Task material »
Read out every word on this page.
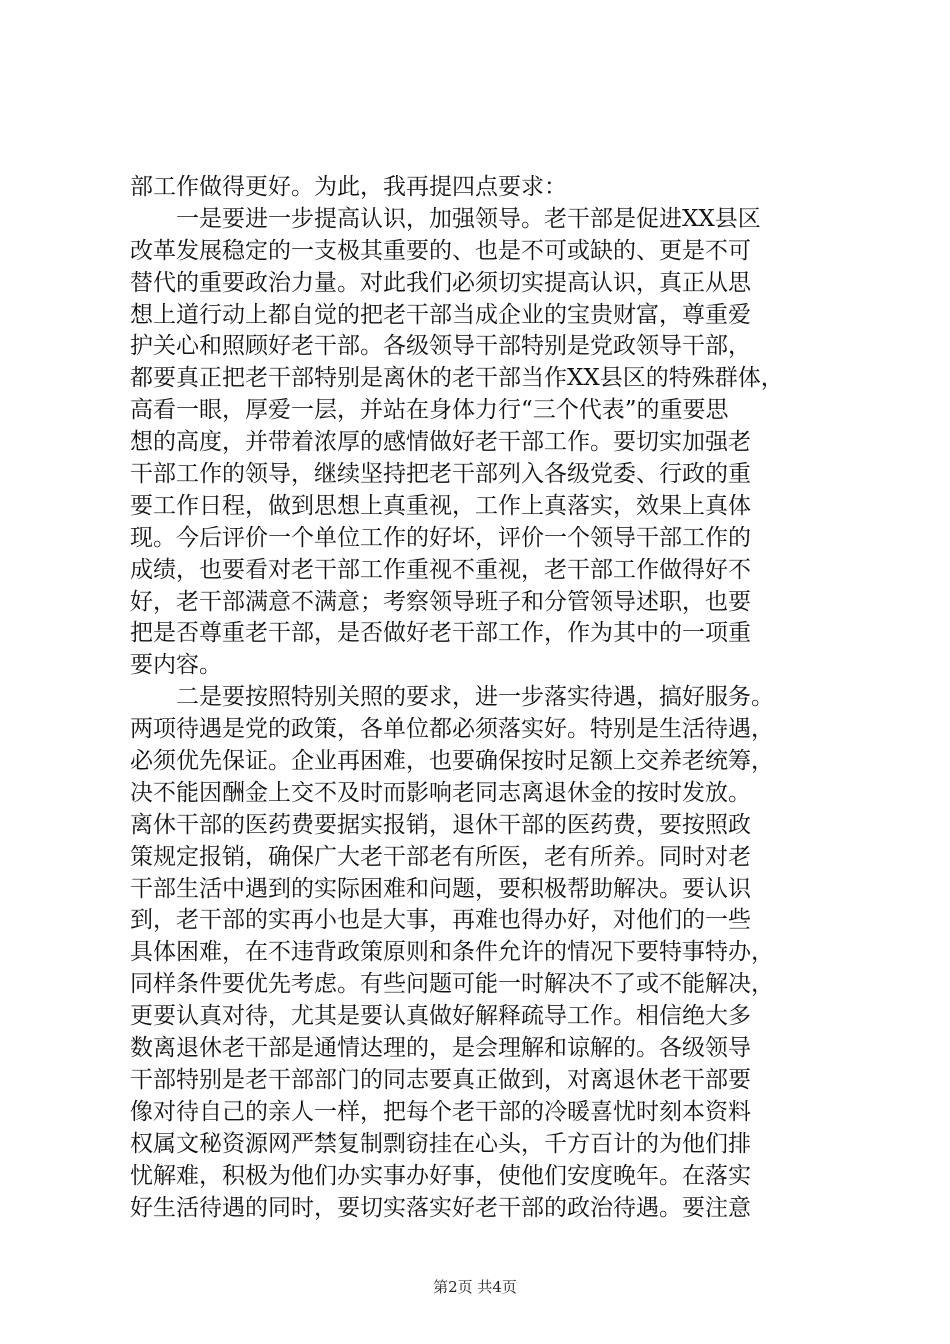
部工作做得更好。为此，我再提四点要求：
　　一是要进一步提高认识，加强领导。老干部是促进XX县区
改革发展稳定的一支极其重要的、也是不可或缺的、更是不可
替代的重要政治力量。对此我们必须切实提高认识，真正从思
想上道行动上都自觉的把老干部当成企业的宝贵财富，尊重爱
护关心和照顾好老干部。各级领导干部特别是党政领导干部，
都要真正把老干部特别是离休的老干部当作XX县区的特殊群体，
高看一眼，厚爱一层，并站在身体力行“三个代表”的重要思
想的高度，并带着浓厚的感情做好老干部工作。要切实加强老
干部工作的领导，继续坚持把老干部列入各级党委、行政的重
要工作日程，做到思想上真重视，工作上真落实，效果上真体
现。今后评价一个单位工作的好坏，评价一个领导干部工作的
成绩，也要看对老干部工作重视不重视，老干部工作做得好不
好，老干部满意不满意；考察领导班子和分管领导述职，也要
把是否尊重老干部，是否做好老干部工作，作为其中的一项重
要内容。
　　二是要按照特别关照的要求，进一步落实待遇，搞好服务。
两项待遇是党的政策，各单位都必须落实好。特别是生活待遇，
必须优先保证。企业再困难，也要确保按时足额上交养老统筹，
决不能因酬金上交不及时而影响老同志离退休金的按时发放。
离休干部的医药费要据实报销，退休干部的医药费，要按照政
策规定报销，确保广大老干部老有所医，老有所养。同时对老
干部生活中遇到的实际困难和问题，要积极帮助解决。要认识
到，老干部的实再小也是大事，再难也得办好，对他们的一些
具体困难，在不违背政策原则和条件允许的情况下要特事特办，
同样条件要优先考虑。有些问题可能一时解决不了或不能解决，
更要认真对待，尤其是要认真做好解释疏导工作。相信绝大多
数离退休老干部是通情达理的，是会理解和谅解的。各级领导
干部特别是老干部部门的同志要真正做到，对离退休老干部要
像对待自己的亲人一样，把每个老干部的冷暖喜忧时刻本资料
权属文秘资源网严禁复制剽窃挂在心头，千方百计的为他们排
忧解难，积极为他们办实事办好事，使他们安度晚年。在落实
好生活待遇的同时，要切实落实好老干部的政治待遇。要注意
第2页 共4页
...
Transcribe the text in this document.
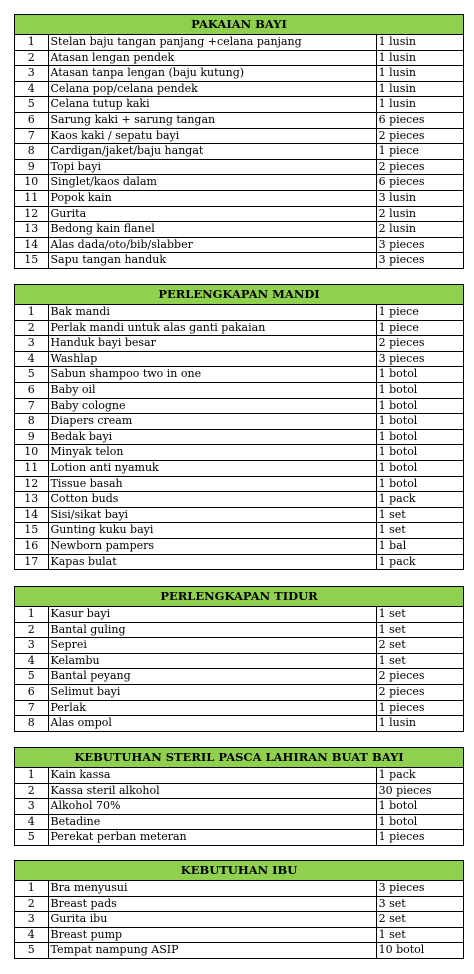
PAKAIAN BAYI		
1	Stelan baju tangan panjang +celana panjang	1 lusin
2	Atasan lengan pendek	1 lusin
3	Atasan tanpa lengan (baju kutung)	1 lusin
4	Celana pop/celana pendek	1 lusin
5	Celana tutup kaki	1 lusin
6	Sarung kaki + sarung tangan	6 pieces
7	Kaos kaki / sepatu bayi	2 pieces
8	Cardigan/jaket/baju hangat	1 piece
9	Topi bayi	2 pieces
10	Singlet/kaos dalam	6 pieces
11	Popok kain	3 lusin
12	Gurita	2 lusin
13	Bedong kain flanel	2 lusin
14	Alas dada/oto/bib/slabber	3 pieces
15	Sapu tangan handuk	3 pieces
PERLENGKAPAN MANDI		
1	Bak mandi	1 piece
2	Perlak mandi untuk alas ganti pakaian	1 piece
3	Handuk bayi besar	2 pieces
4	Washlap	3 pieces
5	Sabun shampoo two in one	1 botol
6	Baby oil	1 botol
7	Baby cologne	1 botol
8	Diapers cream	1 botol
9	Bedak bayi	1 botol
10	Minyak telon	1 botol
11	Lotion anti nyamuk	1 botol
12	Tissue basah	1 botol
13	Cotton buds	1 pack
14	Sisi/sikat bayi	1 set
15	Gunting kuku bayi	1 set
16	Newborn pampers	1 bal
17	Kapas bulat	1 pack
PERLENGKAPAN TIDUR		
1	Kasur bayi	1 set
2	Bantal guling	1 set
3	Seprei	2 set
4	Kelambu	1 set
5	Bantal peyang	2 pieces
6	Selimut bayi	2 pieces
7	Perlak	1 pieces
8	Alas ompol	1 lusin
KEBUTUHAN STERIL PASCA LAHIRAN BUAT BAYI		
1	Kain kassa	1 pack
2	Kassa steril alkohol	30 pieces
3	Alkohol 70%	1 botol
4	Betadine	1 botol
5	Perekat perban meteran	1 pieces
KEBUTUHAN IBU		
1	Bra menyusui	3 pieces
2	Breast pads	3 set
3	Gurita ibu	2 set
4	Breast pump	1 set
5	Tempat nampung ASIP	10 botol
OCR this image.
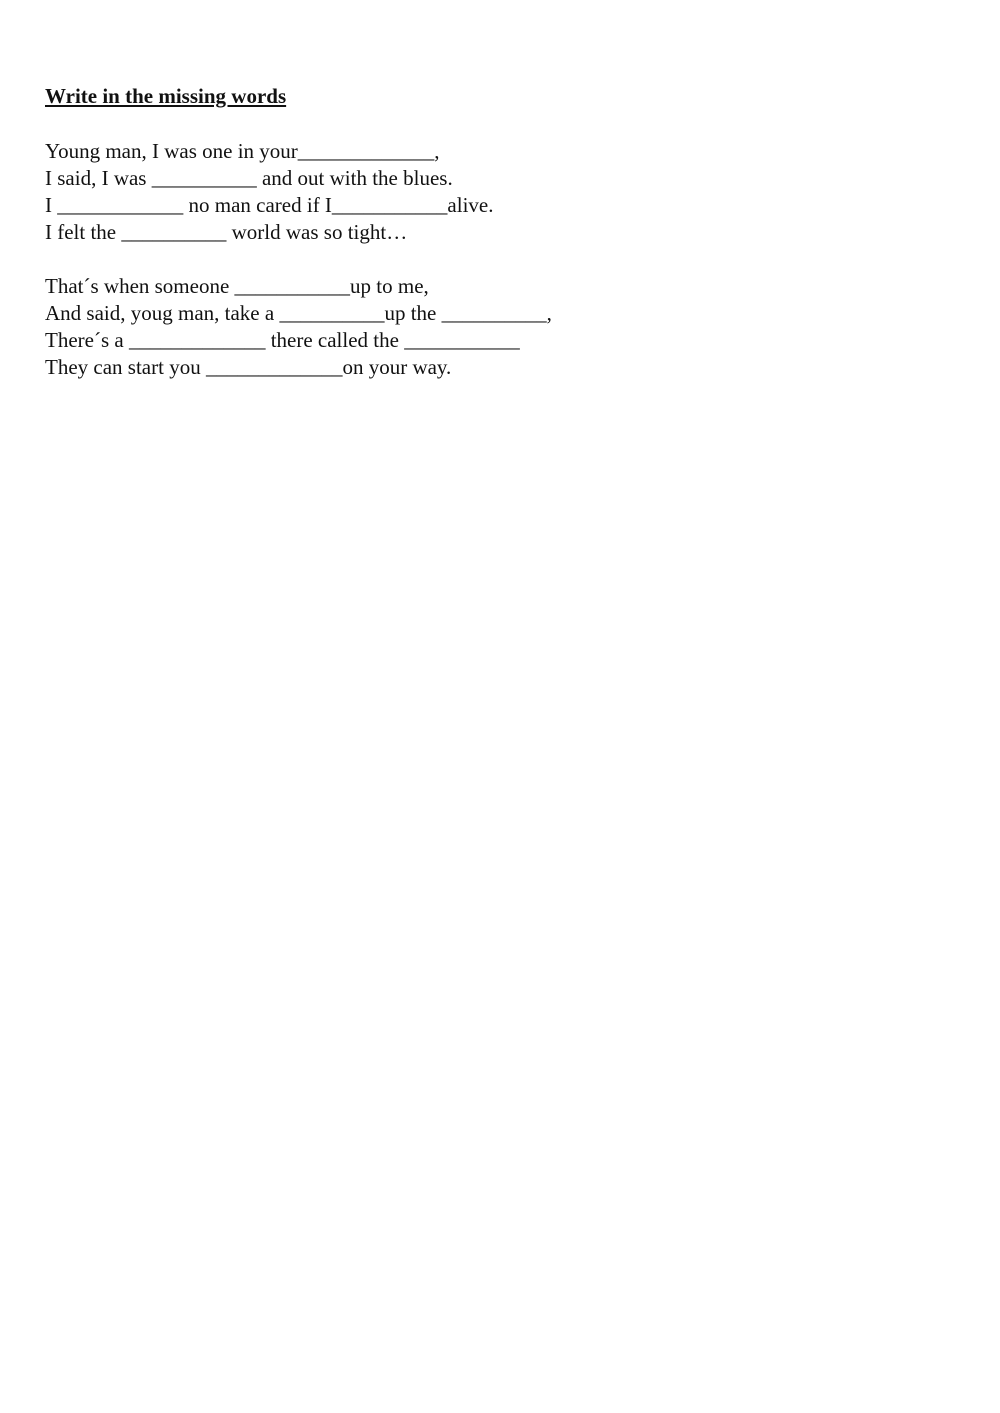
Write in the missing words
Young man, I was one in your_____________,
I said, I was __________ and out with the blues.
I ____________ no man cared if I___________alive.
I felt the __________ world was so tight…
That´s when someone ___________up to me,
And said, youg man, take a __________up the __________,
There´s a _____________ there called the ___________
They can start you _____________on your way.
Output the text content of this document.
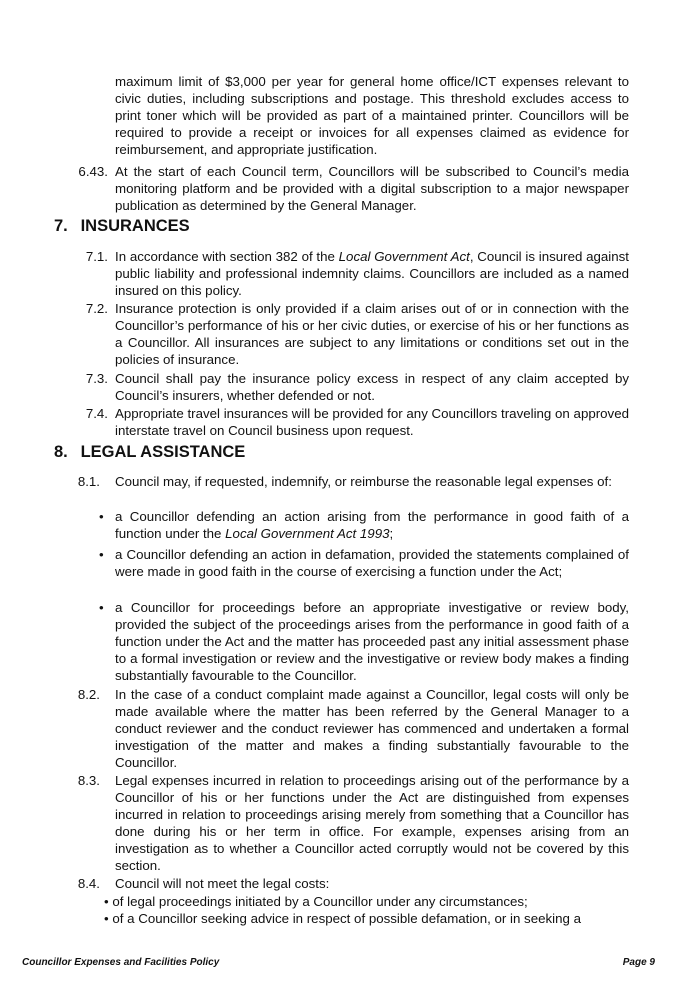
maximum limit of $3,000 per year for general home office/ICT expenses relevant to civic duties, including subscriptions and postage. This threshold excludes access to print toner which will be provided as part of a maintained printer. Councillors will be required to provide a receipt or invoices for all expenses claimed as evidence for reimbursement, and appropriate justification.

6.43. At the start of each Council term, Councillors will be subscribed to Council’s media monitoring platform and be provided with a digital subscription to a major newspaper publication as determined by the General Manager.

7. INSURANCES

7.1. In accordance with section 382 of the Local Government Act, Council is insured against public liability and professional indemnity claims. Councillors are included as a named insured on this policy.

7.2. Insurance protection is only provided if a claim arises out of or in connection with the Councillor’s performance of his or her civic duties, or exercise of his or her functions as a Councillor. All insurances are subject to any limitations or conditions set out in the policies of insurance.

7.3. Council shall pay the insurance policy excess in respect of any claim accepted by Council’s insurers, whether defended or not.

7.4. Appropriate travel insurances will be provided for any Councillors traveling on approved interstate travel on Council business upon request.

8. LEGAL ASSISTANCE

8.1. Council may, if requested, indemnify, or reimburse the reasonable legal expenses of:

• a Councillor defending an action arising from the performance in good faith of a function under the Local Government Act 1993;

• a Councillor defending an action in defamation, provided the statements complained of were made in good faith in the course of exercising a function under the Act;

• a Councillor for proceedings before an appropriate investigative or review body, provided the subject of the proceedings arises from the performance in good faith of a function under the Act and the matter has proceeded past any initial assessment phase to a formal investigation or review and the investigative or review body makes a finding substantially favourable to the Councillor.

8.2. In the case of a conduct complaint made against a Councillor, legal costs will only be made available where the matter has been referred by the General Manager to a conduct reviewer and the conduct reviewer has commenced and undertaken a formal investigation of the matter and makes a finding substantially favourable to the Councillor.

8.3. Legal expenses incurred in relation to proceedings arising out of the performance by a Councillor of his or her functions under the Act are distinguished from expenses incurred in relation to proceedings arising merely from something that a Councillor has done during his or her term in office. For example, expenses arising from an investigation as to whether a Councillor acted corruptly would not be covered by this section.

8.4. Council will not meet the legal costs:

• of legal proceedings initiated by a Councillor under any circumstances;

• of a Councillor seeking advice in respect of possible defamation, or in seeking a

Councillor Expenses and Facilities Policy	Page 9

Your task »
Gather each line in these records that contains the string "lengan".

Answer to this problem »
2	Atasan lengan pendek	1 lusin
3	Atasan tanpa lengan (baju kutung)	1 lusin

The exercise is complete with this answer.